* _Work instructions_
From the entries below, pull out each line where "ferramenta" appears.

..........

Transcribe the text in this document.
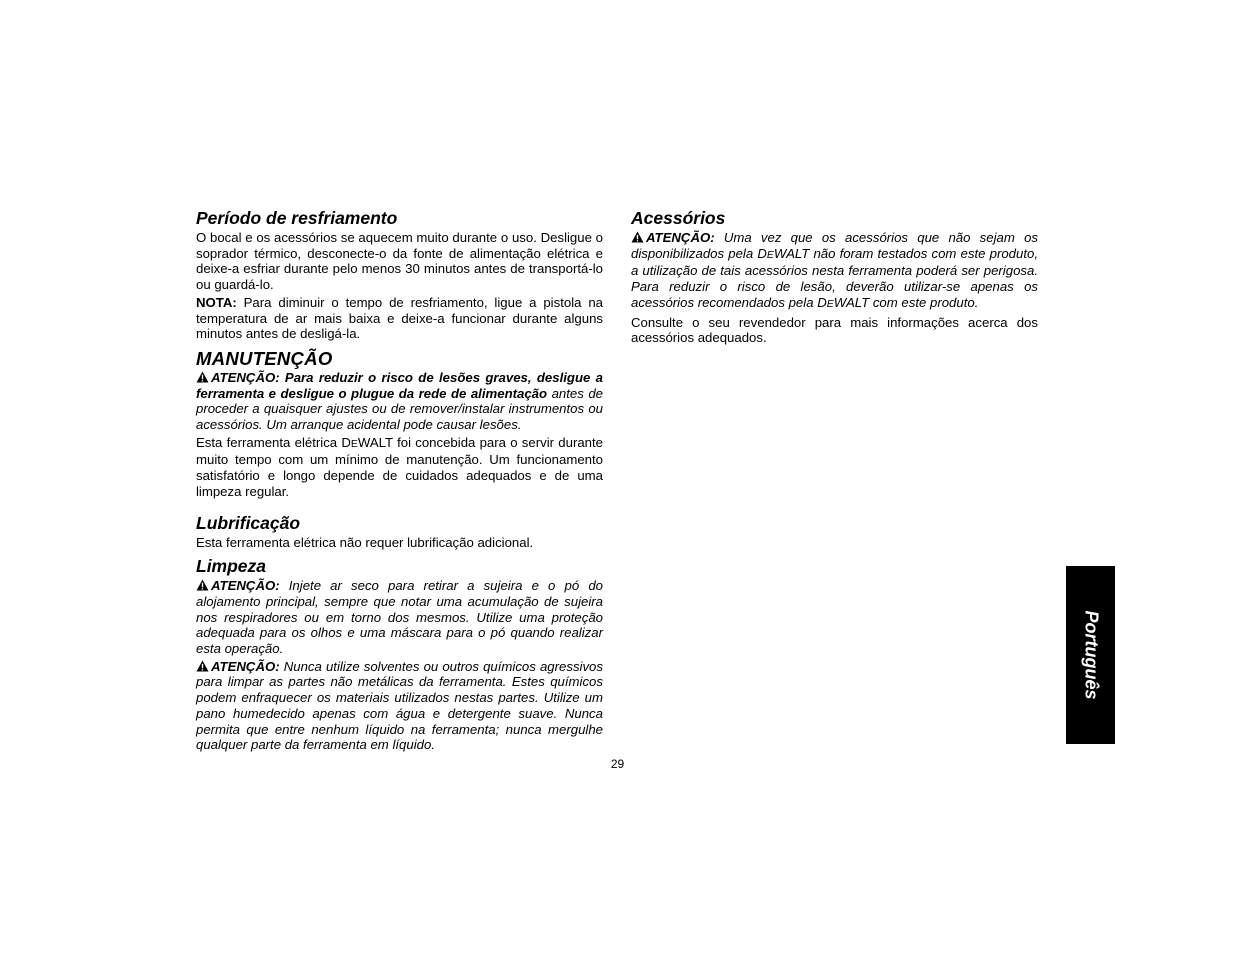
Período de resfriamento

O bocal e os acessórios se aquecem muito durante o uso. Desligue o soprador térmico, desconecte-o da fonte de alimentação elétrica e deixe-a esfriar durante pelo menos 30 minutos antes de transportá-lo ou guardá-lo.

NOTA: Para diminuir o tempo de resfriamento, ligue a pistola na temperatura de ar mais baixa e deixe-a funcionar durante alguns minutos antes de desligá-la.

MANUTENÇÃO

ATENÇÃO: Para reduzir o risco de lesões graves, desligue a ferramenta e desligue o plugue da rede de alimentação antes de proceder a quaisquer ajustes ou de remover/instalar instrumentos ou acessórios. Um arranque acidental pode causar lesões.

Esta ferramenta elétrica DEWALT foi concebida para o servir durante muito tempo com um mínimo de manutenção. Um funcionamento satisfatório e longo depende de cuidados adequados e de uma limpeza regular.

Lubrificação

Esta ferramenta elétrica não requer lubrificação adicional.

Limpeza

ATENÇÃO: Injete ar seco para retirar a sujeira e o pó do alojamento principal, sempre que notar uma acumulação de sujeira nos respiradores ou em torno dos mesmos. Utilize uma proteção adequada para os olhos e uma máscara para o pó quando realizar esta operação.

ATENÇÃO: Nunca utilize solventes ou outros químicos agressivos para limpar as partes não metálicas da ferramenta. Estes químicos podem enfraquecer os materiais utilizados nestas partes. Utilize um pano humedecido apenas com água e detergente suave. Nunca permita que entre nenhum líquido na ferramenta; nunca mergulhe qualquer parte da ferramenta em líquido.

Acessórios

ATENÇÃO: Uma vez que os acessórios que não sejam os disponibilizados pela DEWALT não foram testados com este produto, a utilização de tais acessórios nesta ferramenta poderá ser perigosa. Para reduzir o risco de lesão, deverão utilizar-se apenas os acessórios recomendados pela DEWALT com este produto.

Consulte o seu revendedor para mais informações acerca dos acessórios adequados.

Português
29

..........

* _Solution to this task_
ATENÇÃO: Para reduzir o risco de lesões graves, desligue a ferramenta e desligue o plugue da rede de alimentação antes de proceder a quaisquer ajustes ou de remover/instalar instrumentos ou acessórios. Um arranque acidental pode causar lesões.
Esta ferramenta elétrica DEWALT foi concebida para o servir durante muito tempo com um mínimo de manutenção. Um funcionamento satisfatório e longo depende de cuidados adequados e de uma limpeza regular.
Esta ferramenta elétrica não requer lubrificação adicional.
ATENÇÃO: Nunca utilize solventes ou outros químicos agressivos para limpar as partes não metálicas da ferramenta. Estes químicos podem enfraquecer os materiais utilizados nestas partes. Utilize um pano humedecido apenas com água e detergente suave. Nunca permita que entre nenhum líquido na ferramenta; nunca mergulhe qualquer parte da ferramenta em líquido.
ATENÇÃO: Uma vez que os acessórios que não sejam os disponibilizados pela DEWALT não foram testados com este produto, a utilização de tais acessórios nesta ferramenta poderá ser perigosa. Para reduzir o risco de lesão, deverão utilizar-se apenas os acessórios recomendados pela DEWALT com este produto.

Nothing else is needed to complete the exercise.